DIRECTIVE:
Reproduce the data exactly.

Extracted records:

.....

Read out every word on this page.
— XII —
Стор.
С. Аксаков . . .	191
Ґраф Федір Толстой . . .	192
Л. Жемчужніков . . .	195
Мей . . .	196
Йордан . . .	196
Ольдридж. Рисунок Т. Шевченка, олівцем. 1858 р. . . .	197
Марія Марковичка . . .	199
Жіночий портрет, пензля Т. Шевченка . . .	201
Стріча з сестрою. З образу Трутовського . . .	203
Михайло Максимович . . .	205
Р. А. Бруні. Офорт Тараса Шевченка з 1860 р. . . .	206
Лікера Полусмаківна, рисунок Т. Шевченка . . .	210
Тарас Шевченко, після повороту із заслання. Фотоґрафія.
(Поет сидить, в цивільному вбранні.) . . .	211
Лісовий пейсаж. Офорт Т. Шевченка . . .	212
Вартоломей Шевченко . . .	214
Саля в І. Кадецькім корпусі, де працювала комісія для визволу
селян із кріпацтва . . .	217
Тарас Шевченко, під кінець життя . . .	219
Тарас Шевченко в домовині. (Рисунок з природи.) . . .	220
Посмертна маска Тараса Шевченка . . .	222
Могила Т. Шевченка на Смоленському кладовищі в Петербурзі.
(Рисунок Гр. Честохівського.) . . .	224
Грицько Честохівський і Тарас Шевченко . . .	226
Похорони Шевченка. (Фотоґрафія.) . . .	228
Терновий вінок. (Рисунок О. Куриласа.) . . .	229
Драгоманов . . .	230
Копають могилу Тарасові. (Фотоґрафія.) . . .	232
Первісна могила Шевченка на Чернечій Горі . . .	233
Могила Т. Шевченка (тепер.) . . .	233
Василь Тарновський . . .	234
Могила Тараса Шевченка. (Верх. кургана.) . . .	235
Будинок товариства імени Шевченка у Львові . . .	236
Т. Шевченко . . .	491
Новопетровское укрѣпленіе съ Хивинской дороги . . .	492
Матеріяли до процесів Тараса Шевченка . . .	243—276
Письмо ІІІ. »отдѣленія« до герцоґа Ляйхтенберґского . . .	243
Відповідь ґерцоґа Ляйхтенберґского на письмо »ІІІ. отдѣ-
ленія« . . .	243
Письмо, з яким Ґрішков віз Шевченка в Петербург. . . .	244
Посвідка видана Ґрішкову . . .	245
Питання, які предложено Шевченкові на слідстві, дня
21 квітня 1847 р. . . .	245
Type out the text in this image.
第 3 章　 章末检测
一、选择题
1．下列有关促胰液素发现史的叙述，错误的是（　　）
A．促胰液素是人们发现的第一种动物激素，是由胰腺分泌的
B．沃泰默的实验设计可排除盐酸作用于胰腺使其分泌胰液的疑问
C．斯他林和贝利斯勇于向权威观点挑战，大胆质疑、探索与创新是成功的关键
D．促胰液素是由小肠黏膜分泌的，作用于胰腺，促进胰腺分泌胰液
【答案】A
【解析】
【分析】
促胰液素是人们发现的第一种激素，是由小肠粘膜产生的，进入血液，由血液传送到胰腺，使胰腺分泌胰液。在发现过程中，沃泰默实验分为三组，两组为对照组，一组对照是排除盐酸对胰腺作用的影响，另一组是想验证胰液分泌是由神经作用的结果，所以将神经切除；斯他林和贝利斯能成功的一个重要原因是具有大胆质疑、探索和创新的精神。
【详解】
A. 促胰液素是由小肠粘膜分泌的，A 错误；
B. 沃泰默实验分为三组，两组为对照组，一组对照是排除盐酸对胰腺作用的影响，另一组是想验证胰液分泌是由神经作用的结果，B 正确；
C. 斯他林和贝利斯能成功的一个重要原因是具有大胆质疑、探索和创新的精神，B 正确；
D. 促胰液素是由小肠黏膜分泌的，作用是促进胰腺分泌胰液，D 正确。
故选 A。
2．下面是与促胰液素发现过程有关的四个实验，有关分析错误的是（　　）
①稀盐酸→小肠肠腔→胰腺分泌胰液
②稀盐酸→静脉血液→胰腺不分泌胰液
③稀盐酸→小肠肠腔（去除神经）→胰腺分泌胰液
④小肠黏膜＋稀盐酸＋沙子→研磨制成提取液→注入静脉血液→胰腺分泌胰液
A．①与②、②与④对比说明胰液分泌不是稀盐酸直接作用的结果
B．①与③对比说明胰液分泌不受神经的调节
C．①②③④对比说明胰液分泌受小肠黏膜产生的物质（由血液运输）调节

.....

RESPONSE TO THIS TASK:
Read out every word on this page.
— XII —
Стор.
С. Аксаков . . .	191
Ґраф Федір Толстой . . .	192
Л. Жемчужніков . . .	195
Мей . . .	196
Йордан . . .	196
Ольдридж. Рисунок Т. Шевченка, олівцем. 1858 р. . . .	197
Марія Марковичка . . .	199
Жіночий портрет, пензля Т. Шевченка . . .	201
Стріча з сестрою. З образу Трутовського . . .	203
Михайло Максимович . . .	205
Р. А. Бруні. Офорт Тараса Шевченка з 1860 р. . . .	206
Лікера Полусмаківна, рисунок Т. Шевченка . . .	210
Тарас Шевченко, після повороту із заслання. Фотоґрафія.
(Поет сидить, в цивільному вбранні.) . . .	211
Лісовий пейсаж. Офорт Т. Шевченка . . .	212
Вартоломей Шевченко . . .	214
Саля в І. Кадецькім корпусі, де працювала комісія для визволу
селян із кріпацтва . . .	217
Тарас Шевченко, під кінець життя . . .	219
Тарас Шевченко в домовині. (Рисунок з природи.) . . .	220
Посмертна маска Тараса Шевченка . . .	222
Могила Т. Шевченка на Смоленському кладовищі в Петербурзі.
(Рисунок Гр. Честохівського.) . . .	224
Грицько Честохівський і Тарас Шевченко . . .	226
Похорони Шевченка. (Фотоґрафія.) . . .	228
Терновий вінок. (Рисунок О. Куриласа.) . . .	229
Драгоманов . . .	230
Копають могилу Тарасові. (Фотоґрафія.) . . .	232
Первісна могила Шевченка на Чернечій Горі . . .	233
Могила Т. Шевченка (тепер.) . . .	233
Василь Тарновський . . .	234
Могила Тараса Шевченка. (Верх. кургана.) . . .	235
Будинок товариства імени Шевченка у Львові . . .	236
Т. Шевченко . . .	491
Новопетровское укрѣпленіе съ Хивинской дороги . . .	492
Матеріяли до процесів Тараса Шевченка . . .	243—276
Письмо ІІІ. »отдѣленія« до герцоґа Ляйхтенберґского . . .	243
Відповідь ґерцоґа Ляйхтенберґского на письмо »ІІІ. отдѣ-
ленія« . . .	243
Письмо, з яким Ґрішков віз Шевченка в Петербург. . . .	244
Посвідка видана Ґрішкову . . .	245
Питання, які предложено Шевченкові на слідстві, дня
21 квітня 1847 р. . . .	245
Type out the text in this image.
第 3 章　 章末检测
一、选择题
1．下列有关促胰液素发现史的叙述，错误的是（　　）
A．促胰液素是人们发现的第一种动物激素，是由胰腺分泌的
B．沃泰默的实验设计可排除盐酸作用于胰腺使其分泌胰液的疑问
C．斯他林和贝利斯勇于向权威观点挑战，大胆质疑、探索与创新是成功的关键
D．促胰液素是由小肠黏膜分泌的，作用于胰腺，促进胰腺分泌胰液
【答案】A
【解析】
【分析】
促胰液素是人们发现的第一种激素，是由小肠粘膜产生的，进入血液，由血液传送到胰腺，使胰腺分泌胰液。在发现过程中，沃泰默实验分为三组，两组为对照组，一组对照是排除盐酸对胰腺作用的影响，另一组是想验证胰液分泌是由神经作用的结果，所以将神经切除；斯他林和贝利斯能成功的一个重要原因是具有大胆质疑、探索和创新的精神。
【详解】
A. 促胰液素是由小肠粘膜分泌的，A 错误；
B. 沃泰默实验分为三组，两组为对照组，一组对照是排除盐酸对胰腺作用的影响，另一组是想验证胰液分泌是由神经作用的结果，B 正确；
C. 斯他林和贝利斯能成功的一个重要原因是具有大胆质疑、探索和创新的精神，B 正确；
D. 促胰液素是由小肠黏膜分泌的，作用是促进胰腺分泌胰液，D 正确。
故选 A。
2．下面是与促胰液素发现过程有关的四个实验，有关分析错误的是（　　）
①稀盐酸→小肠肠腔→胰腺分泌胰液
②稀盐酸→静脉血液→胰腺不分泌胰液
③稀盐酸→小肠肠腔（去除神经）→胰腺分泌胰液
④小肠黏膜＋稀盐酸＋沙子→研磨制成提取液→注入静脉血液→胰腺分泌胰液
A．①与②、②与④对比说明胰液分泌不是稀盐酸直接作用的结果
B．①与③对比说明胰液分泌不受神经的调节
C．①②③④对比说明胰液分泌受小肠黏膜产生的物质（由血液运输）调节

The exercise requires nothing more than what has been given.